Source text -
▬▬▬
City teacher whose family fought for potential lifesaving therapy dies from coronavirus
City schoolteacher David Behrbom, whose family was battling red tape to get him pioneering therapy in his battle against COVID-19, died Sunday — just hours before a potential key breakthrough, his kin said.
Behrbom, a 47-year-old teacher at PS 55 in the Bronx, was expected to finally get donated plasma late Sunday for last-ditch convalescent plasma therapy, after The Post helped highlight his family’s desperate battle with bureaucracy over the move.
But Behrbom died in his medically induced coma in the ICU at White Plains Hospital Center at 5:50 a.m. Sunday, his heartbroken brother, Andy Cohen, told The Post.
The family had already been warned hours earlier that Behrbom might not survive the night “after he crashed two times in 15 minutes” with multiple major organ failure, Cohen said by phone.
“The doctor told me, ‘This is a hard one. Your brother really fought,’” Cohen said, saying the doctor was “so exhausted and emotional,” he “sounded like he’d run a marathon at full sprint.”
Behrbom, who lived in Ardsley in Westchester County, had been diagnosed with a rare form of leukemia March 12 — and fell sick from the coronavirus on the last of five days of chemotherapy. He tested positive for COVID-19 a week before his death.
With his immune system devastated by the cancer and chemotherapy, the virus soon left him with “major organ failure to his kidneys, his lungs and his liver,” his brother said.
“There’s only so much you can do when you reach that level,” Cohen said.
Behrbom was “playful and sweet” and “that one person who would always rush to someone’s aid,” his brother said.
He was “always there when I needed him,” Cohen said, recalling their tight bond growing up with their single mom, who is now 71.
“It used to be the three of us together — we were the Three Musketeers,” Cohen said. “Now we lost one.”
As soon as his brother had been diagnosed with cancer, Cohen said, he recalled the painful memory of their mother once telling them how “the worst thing a person can ever experience is losing a child.”
“Now we have finally lost him,” Cohen said.
▬▬▬
Problems and tasks -
[1] List every organ that the article about the teacher David Behrbom names as failing.
[2] Write the next part of the article about the teacher David Behrbom, starting after its final sentence.
▬▬▬
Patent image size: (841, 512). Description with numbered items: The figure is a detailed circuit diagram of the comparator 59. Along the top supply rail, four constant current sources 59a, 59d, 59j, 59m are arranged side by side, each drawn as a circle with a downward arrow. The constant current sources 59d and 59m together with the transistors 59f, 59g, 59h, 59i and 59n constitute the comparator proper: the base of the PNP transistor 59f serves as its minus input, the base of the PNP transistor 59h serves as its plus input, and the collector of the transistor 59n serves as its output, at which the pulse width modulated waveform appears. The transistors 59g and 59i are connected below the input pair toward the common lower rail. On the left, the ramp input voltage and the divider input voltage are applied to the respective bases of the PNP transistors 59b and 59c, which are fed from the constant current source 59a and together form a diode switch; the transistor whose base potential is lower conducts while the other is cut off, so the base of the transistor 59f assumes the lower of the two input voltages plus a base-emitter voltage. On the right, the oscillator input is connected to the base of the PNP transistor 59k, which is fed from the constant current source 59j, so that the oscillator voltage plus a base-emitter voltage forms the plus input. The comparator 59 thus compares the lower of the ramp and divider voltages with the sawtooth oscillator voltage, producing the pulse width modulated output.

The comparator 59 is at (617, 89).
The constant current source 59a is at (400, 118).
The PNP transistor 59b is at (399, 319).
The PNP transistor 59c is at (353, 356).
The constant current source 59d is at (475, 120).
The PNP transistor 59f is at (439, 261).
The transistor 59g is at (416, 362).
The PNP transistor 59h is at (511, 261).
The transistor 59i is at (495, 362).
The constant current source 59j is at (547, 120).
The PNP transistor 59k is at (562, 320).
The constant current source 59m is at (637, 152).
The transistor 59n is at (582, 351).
▬▬▬
Responses in order -
[1] Kidneys, lungs, liver

[2]
Cohen said his brother’s family — wife Elizabeth and their kids, Alex, 12, and Eliana, 10 — “meant so much to him.”
“No one will ever be able to fill that void,” Cohen said. “I know that people suffer every day from this virus and it’s something that can’t be quantified.”
Behrbom’s family had managed to line up dozens of potential donors for plasma from those who had recovered from the contagion when they believed it was his only hope for survival.
But despite producing the donors, they were repeatedly denied permission for the treatment — until soon after The Post first contacted the hospital for comment.
While Cohen will now never know whether the hold-up prevented them from saving his brother, he said he is driven to campaign for other families suffering in the same way.
He stressed that his battle with bureaucrats did not taint his amazement at the medical staff putting their own lives at risk to help others during the pandemic.
“I knew they wanted nothing more than to help my brother, to make him better,” he said of the “phenomenal” hospital staff.
“They fought so hard for David. But their hands were tied in a crucial moment.”
White Plains Hospital has told The Post that patient privacy prevents it from providing specific information on the case.
“Like all hospitals across the country, we are actively exploring all treatment options for our patients diagnosed with the COVID-19 virus, including convalescent plasma therapy,” the hospital said in a statement.